Directions for this task:
Could you print all the entries exactly?

** start of Exercise materials **

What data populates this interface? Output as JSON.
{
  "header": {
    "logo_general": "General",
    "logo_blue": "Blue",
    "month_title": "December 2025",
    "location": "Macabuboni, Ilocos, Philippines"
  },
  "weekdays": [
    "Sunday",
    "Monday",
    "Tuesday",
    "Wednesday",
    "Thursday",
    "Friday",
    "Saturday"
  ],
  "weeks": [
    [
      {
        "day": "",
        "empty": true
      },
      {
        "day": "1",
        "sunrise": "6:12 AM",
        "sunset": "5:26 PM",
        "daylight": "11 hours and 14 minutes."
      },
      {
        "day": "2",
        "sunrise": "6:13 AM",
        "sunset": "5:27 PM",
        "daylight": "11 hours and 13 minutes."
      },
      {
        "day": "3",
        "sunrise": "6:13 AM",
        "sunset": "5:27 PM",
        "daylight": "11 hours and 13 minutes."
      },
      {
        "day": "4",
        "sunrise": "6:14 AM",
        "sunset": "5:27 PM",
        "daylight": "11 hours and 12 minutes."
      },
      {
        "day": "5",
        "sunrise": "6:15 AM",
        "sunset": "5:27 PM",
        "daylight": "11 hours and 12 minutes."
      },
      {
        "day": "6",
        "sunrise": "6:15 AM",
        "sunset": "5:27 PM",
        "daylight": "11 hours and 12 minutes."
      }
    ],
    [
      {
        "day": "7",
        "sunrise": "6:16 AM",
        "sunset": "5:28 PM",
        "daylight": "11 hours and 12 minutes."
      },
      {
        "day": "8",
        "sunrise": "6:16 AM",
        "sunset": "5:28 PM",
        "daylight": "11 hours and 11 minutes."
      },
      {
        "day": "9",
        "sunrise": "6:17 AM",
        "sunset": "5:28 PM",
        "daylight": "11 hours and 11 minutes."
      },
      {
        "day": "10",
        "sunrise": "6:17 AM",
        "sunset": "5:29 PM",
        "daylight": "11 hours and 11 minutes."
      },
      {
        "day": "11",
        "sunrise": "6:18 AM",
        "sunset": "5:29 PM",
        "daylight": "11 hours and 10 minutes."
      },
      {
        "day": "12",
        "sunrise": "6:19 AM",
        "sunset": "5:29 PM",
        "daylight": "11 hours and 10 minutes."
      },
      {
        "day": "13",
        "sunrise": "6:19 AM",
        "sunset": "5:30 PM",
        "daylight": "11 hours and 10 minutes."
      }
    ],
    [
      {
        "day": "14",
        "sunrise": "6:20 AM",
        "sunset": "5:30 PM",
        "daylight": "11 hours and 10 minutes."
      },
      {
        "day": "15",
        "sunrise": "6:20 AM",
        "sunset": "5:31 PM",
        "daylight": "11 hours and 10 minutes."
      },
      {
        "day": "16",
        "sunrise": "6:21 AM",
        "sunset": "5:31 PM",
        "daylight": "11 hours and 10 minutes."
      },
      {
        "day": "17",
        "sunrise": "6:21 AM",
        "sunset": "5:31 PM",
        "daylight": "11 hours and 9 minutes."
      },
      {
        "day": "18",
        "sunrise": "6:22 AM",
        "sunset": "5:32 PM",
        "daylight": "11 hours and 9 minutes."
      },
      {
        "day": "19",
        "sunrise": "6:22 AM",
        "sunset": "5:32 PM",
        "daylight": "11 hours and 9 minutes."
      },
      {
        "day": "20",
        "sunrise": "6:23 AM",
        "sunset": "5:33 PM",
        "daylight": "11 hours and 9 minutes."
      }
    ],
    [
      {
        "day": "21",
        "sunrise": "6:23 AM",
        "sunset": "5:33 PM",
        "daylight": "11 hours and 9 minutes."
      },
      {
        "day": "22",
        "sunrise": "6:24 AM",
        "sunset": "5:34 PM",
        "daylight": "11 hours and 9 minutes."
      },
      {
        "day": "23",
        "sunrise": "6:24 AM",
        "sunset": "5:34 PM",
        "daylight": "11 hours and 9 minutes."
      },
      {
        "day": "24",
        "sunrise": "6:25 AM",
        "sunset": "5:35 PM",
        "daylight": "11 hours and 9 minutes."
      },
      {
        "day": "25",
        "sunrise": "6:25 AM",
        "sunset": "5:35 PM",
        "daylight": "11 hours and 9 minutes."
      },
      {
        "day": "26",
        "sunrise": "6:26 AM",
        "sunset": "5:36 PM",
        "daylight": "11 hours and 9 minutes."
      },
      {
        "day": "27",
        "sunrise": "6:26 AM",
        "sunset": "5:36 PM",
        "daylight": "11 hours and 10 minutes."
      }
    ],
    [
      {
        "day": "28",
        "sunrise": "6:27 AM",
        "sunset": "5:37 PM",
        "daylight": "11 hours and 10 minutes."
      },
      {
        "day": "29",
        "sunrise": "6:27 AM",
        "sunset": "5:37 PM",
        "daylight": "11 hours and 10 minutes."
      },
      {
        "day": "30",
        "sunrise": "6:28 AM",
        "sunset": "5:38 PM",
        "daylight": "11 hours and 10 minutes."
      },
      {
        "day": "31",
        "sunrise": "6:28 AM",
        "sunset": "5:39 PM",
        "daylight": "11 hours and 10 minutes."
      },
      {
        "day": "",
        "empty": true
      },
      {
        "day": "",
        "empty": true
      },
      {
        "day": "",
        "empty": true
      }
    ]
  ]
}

** end of Exercise materials **

Solution to the problem:
What data populates this interface? Output as JSON.
{
  "header": {
    "logo_general": "General",
    "logo_blue": "Blue",
    "month_title": "December 2025",
    "location": "Macabuboni, Ilocos, Philippines"
  },
  "weekdays": [
    "Sunday",
    "Monday",
    "Tuesday",
    "Wednesday",
    "Thursday",
    "Friday",
    "Saturday"
  ],
  "weeks": [
    [
      {
        "day": "",
        "empty": true
      },
      {
        "day": "1",
        "sunrise": "6:12 AM",
        "sunset": "5:26 PM",
        "daylight": "11 hours and 14 minutes."
      },
      {
        "day": "2",
        "sunrise": "6:13 AM",
        "sunset": "5:27 PM",
        "daylight": "11 hours and 13 minutes."
      },
      {
        "day": "3",
        "sunrise": "6:13 AM",
        "sunset": "5:27 PM",
        "daylight": "11 hours and 13 minutes."
      },
      {
        "day": "4",
        "sunrise": "6:14 AM",
        "sunset": "5:27 PM",
        "daylight": "11 hours and 12 minutes."
      },
      {
        "day": "5",
        "sunrise": "6:15 AM",
        "sunset": "5:27 PM",
        "daylight": "11 hours and 12 minutes."
      },
      {
        "day": "6",
        "sunrise": "6:15 AM",
        "sunset": "5:27 PM",
        "daylight": "11 hours and 12 minutes."
      }
    ],
    [
      {
        "day": "7",
        "sunrise": "6:16 AM",
        "sunset": "5:28 PM",
        "daylight": "11 hours and 12 minutes."
      },
      {
        "day": "8",
        "sunrise": "6:16 AM",
        "sunset": "5:28 PM",
        "daylight": "11 hours and 11 minutes."
      },
      {
        "day": "9",
        "sunrise": "6:17 AM",
        "sunset": "5:28 PM",
        "daylight": "11 hours and 11 minutes."
      },
      {
        "day": "10",
        "sunrise": "6:17 AM",
        "sunset": "5:29 PM",
        "daylight": "11 hours and 11 minutes."
      },
      {
        "day": "11",
        "sunrise": "6:18 AM",
        "sunset": "5:29 PM",
        "daylight": "11 hours and 10 minutes."
      },
      {
        "day": "12",
        "sunrise": "6:19 AM",
        "sunset": "5:29 PM",
        "daylight": "11 hours and 10 minutes."
      },
      {
        "day": "13",
        "sunrise": "6:19 AM",
        "sunset": "5:30 PM",
        "daylight": "11 hours and 10 minutes."
      }
    ],
    [
      {
        "day": "14",
        "sunrise": "6:20 AM",
        "sunset": "5:30 PM",
        "daylight": "11 hours and 10 minutes."
      },
      {
        "day": "15",
        "sunrise": "6:20 AM",
        "sunset": "5:31 PM",
        "daylight": "11 hours and 10 minutes."
      },
      {
        "day": "16",
        "sunrise": "6:21 AM",
        "sunset": "5:31 PM",
        "daylight": "11 hours and 10 minutes."
      },
      {
        "day": "17",
        "sunrise": "6:21 AM",
        "sunset": "5:31 PM",
        "daylight": "11 hours and 9 minutes."
      },
      {
        "day": "18",
        "sunrise": "6:22 AM",
        "sunset": "5:32 PM",
        "daylight": "11 hours and 9 minutes."
      },
      {
        "day": "19",
        "sunrise": "6:22 AM",
        "sunset": "5:32 PM",
        "daylight": "11 hours and 9 minutes."
      },
      {
        "day": "20",
        "sunrise": "6:23 AM",
        "sunset": "5:33 PM",
        "daylight": "11 hours and 9 minutes."
      }
    ],
    [
      {
        "day": "21",
        "sunrise": "6:23 AM",
        "sunset": "5:33 PM",
        "daylight": "11 hours and 9 minutes."
      },
      {
        "day": "22",
        "sunrise": "6:24 AM",
        "sunset": "5:34 PM",
        "daylight": "11 hours and 9 minutes."
      },
      {
        "day": "23",
        "sunrise": "6:24 AM",
        "sunset": "5:34 PM",
        "daylight": "11 hours and 9 minutes."
      },
      {
        "day": "24",
        "sunrise": "6:25 AM",
        "sunset": "5:35 PM",
        "daylight": "11 hours and 9 minutes."
      },
      {
        "day": "25",
        "sunrise": "6:25 AM",
        "sunset": "5:35 PM",
        "daylight": "11 hours and 9 minutes."
      },
      {
        "day": "26",
        "sunrise": "6:26 AM",
        "sunset": "5:36 PM",
        "daylight": "11 hours and 9 minutes."
      },
      {
        "day": "27",
        "sunrise": "6:26 AM",
        "sunset": "5:36 PM",
        "daylight": "11 hours and 10 minutes."
      }
    ],
    [
      {
        "day": "28",
        "sunrise": "6:27 AM",
        "sunset": "5:37 PM",
        "daylight": "11 hours and 10 minutes."
      },
      {
        "day": "29",
        "sunrise": "6:27 AM",
        "sunset": "5:37 PM",
        "daylight": "11 hours and 10 minutes."
      },
      {
        "day": "30",
        "sunrise": "6:28 AM",
        "sunset": "5:38 PM",
        "daylight": "11 hours and 10 minutes."
      },
      {
        "day": "31",
        "sunrise": "6:28 AM",
        "sunset": "5:39 PM",
        "daylight": "11 hours and 10 minutes."
      },
      {
        "day": "",
        "empty": true
      },
      {
        "day": "",
        "empty": true
      },
      {
        "day": "",
        "empty": true
      }
    ]
  ]
}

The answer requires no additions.